The task: Without the images, output each record below as it stands.

· · · ·

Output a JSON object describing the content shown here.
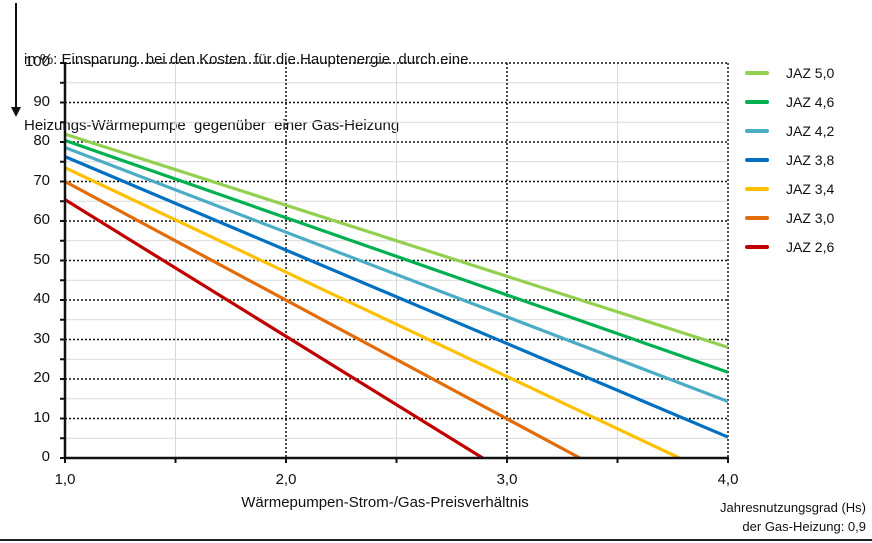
{
  "header": {
    "title_line1": "in %: Einsparung  bei den Kosten  für die Hauptenergie  durch eine",
    "title_line2": "Heizungs-Wärmepumpe  gegenüber  einer Gas-Heizung"
  },
  "axes": {
    "y_ticks": [
      "100",
      "90",
      "80",
      "70",
      "60",
      "50",
      "40",
      "30",
      "20",
      "10",
      "0"
    ],
    "x_ticks": [
      "1,0",
      "2,0",
      "3,0",
      "4,0"
    ],
    "x_title": "Wärmepumpen-Strom-/Gas-Preisverhältnis"
  },
  "note": {
    "line1": "Jahresnutzungsgrad (Hs)",
    "line2": "der Gas-Heizung: 0,9"
  },
  "legend": [
    {
      "label": "JAZ 5,0",
      "color": "#92D050"
    },
    {
      "label": "JAZ 4,6",
      "color": "#00B050"
    },
    {
      "label": "JAZ 4,2",
      "color": "#4BACC6"
    },
    {
      "label": "JAZ 3,8",
      "color": "#0070C0"
    },
    {
      "label": "JAZ 3,4",
      "color": "#FFC000"
    },
    {
      "label": "JAZ 3,0",
      "color": "#E36C0A"
    },
    {
      "label": "JAZ 2,6",
      "color": "#C00000"
    }
  ],
  "chart_data": {
    "type": "line",
    "title": "in %: Einsparung bei den Kosten für die Hauptenergie durch eine Heizungs-Wärmepumpe gegenüber einer Gas-Heizung",
    "xlabel": "Wärmepumpen-Strom-/Gas-Preisverhältnis",
    "ylabel": "in %",
    "xlim": [
      1.0,
      4.0
    ],
    "ylim": [
      0,
      100
    ],
    "x_ticks": [
      1.0,
      2.0,
      3.0,
      4.0
    ],
    "y_ticks": [
      0,
      10,
      20,
      30,
      40,
      50,
      60,
      70,
      80,
      90,
      100
    ],
    "grid": true,
    "legend_position": "right",
    "annotation": "Jahresnutzungsgrad (Hs) der Gas-Heizung: 0,9",
    "series": [
      {
        "name": "JAZ 5,0",
        "color": "#92D050",
        "x": [
          1.0,
          4.0
        ],
        "y": [
          82.0,
          28.0
        ]
      },
      {
        "name": "JAZ 4,6",
        "color": "#00B050",
        "x": [
          1.0,
          4.0
        ],
        "y": [
          80.4,
          21.7
        ]
      },
      {
        "name": "JAZ 4,2",
        "color": "#4BACC6",
        "x": [
          1.0,
          4.0
        ],
        "y": [
          78.6,
          14.3
        ]
      },
      {
        "name": "JAZ 3,8",
        "color": "#0070C0",
        "x": [
          1.0,
          4.0
        ],
        "y": [
          76.3,
          5.3
        ]
      },
      {
        "name": "JAZ 3,4",
        "color": "#FFC000",
        "x": [
          1.0,
          3.78
        ],
        "y": [
          73.5,
          0
        ]
      },
      {
        "name": "JAZ 3,0",
        "color": "#E36C0A",
        "x": [
          1.0,
          3.33
        ],
        "y": [
          70.0,
          0
        ]
      },
      {
        "name": "JAZ 2,6",
        "color": "#C00000",
        "x": [
          1.0,
          2.89
        ],
        "y": [
          65.4,
          0
        ]
      }
    ]
  }
}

· · · ·

Solution for this exercise:
Output a JSON object describing the content shown here.
{
  "header": {
    "title_line1": "in %: Einsparung  bei den Kosten  für die Hauptenergie  durch eine",
    "title_line2": "Heizungs-Wärmepumpe  gegenüber  einer Gas-Heizung"
  },
  "axes": {
    "y_ticks": [
      "100",
      "90",
      "80",
      "70",
      "60",
      "50",
      "40",
      "30",
      "20",
      "10",
      "0"
    ],
    "x_ticks": [
      "1,0",
      "2,0",
      "3,0",
      "4,0"
    ],
    "x_title": "Wärmepumpen-Strom-/Gas-Preisverhältnis"
  },
  "note": {
    "line1": "Jahresnutzungsgrad (Hs)",
    "line2": "der Gas-Heizung: 0,9"
  },
  "legend": [
    {
      "label": "JAZ 5,0",
      "color": "#92D050"
    },
    {
      "label": "JAZ 4,6",
      "color": "#00B050"
    },
    {
      "label": "JAZ 4,2",
      "color": "#4BACC6"
    },
    {
      "label": "JAZ 3,8",
      "color": "#0070C0"
    },
    {
      "label": "JAZ 3,4",
      "color": "#FFC000"
    },
    {
      "label": "JAZ 3,0",
      "color": "#E36C0A"
    },
    {
      "label": "JAZ 2,6",
      "color": "#C00000"
    }
  ],
  "chart_data": {
    "type": "line",
    "title": "in %: Einsparung bei den Kosten für die Hauptenergie durch eine Heizungs-Wärmepumpe gegenüber einer Gas-Heizung",
    "xlabel": "Wärmepumpen-Strom-/Gas-Preisverhältnis",
    "ylabel": "in %",
    "xlim": [
      1.0,
      4.0
    ],
    "ylim": [
      0,
      100
    ],
    "x_ticks": [
      1.0,
      2.0,
      3.0,
      4.0
    ],
    "y_ticks": [
      0,
      10,
      20,
      30,
      40,
      50,
      60,
      70,
      80,
      90,
      100
    ],
    "grid": true,
    "legend_position": "right",
    "annotation": "Jahresnutzungsgrad (Hs) der Gas-Heizung: 0,9",
    "series": [
      {
        "name": "JAZ 5,0",
        "color": "#92D050",
        "x": [
          1.0,
          4.0
        ],
        "y": [
          82.0,
          28.0
        ]
      },
      {
        "name": "JAZ 4,6",
        "color": "#00B050",
        "x": [
          1.0,
          4.0
        ],
        "y": [
          80.4,
          21.7
        ]
      },
      {
        "name": "JAZ 4,2",
        "color": "#4BACC6",
        "x": [
          1.0,
          4.0
        ],
        "y": [
          78.6,
          14.3
        ]
      },
      {
        "name": "JAZ 3,8",
        "color": "#0070C0",
        "x": [
          1.0,
          4.0
        ],
        "y": [
          76.3,
          5.3
        ]
      },
      {
        "name": "JAZ 3,4",
        "color": "#FFC000",
        "x": [
          1.0,
          3.78
        ],
        "y": [
          73.5,
          0
        ]
      },
      {
        "name": "JAZ 3,0",
        "color": "#E36C0A",
        "x": [
          1.0,
          3.33
        ],
        "y": [
          70.0,
          0
        ]
      },
      {
        "name": "JAZ 2,6",
        "color": "#C00000",
        "x": [
          1.0,
          2.89
        ],
        "y": [
          65.4,
          0
        ]
      }
    ]
  }
}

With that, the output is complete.